SHORT TASK. Leaving the pictures aside, transcribe every line below exactly.
─── PROVIDED INFORMATION ───
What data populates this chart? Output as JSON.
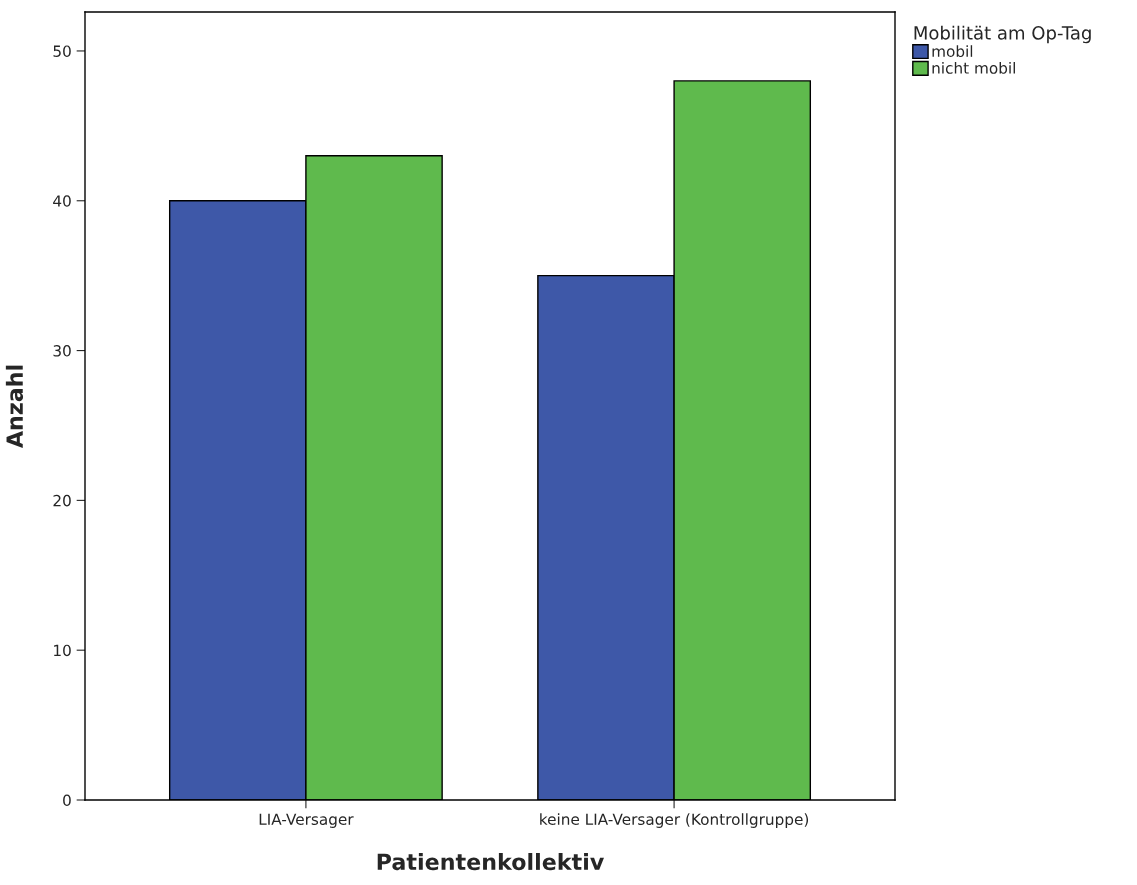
{
  "chart_data": {
    "type": "bar",
    "xlabel": "Patientenkollektiv",
    "ylabel": "Anzahl",
    "legend_title": "Mobilität am Op-Tag",
    "categories": [
      "LIA-Versager",
      "keine LIA-Versager (Kontrollgruppe)"
    ],
    "series": [
      {
        "name": "mobil",
        "color": "#3e58a8",
        "values": [
          40,
          35
        ]
      },
      {
        "name": "nicht mobil",
        "color": "#5fba4d",
        "values": [
          43,
          48
        ]
      }
    ],
    "ylim": [
      0,
      52.6
    ],
    "yticks": [
      0,
      10,
      20,
      30,
      40,
      50
    ],
    "grid": false,
    "legend": "top right"
  }
}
───
THE OUTPUT.
What data populates this chart? Output as JSON.
{
  "chart_data": {
    "type": "bar",
    "xlabel": "Patientenkollektiv",
    "ylabel": "Anzahl",
    "legend_title": "Mobilität am Op-Tag",
    "categories": [
      "LIA-Versager",
      "keine LIA-Versager (Kontrollgruppe)"
    ],
    "series": [
      {
        "name": "mobil",
        "color": "#3e58a8",
        "values": [
          40,
          35
        ]
      },
      {
        "name": "nicht mobil",
        "color": "#5fba4d",
        "values": [
          43,
          48
        ]
      }
    ],
    "ylim": [
      0,
      52.6
    ],
    "yticks": [
      0,
      10,
      20,
      30,
      40,
      50
    ],
    "grid": false,
    "legend": "top right"
  }
}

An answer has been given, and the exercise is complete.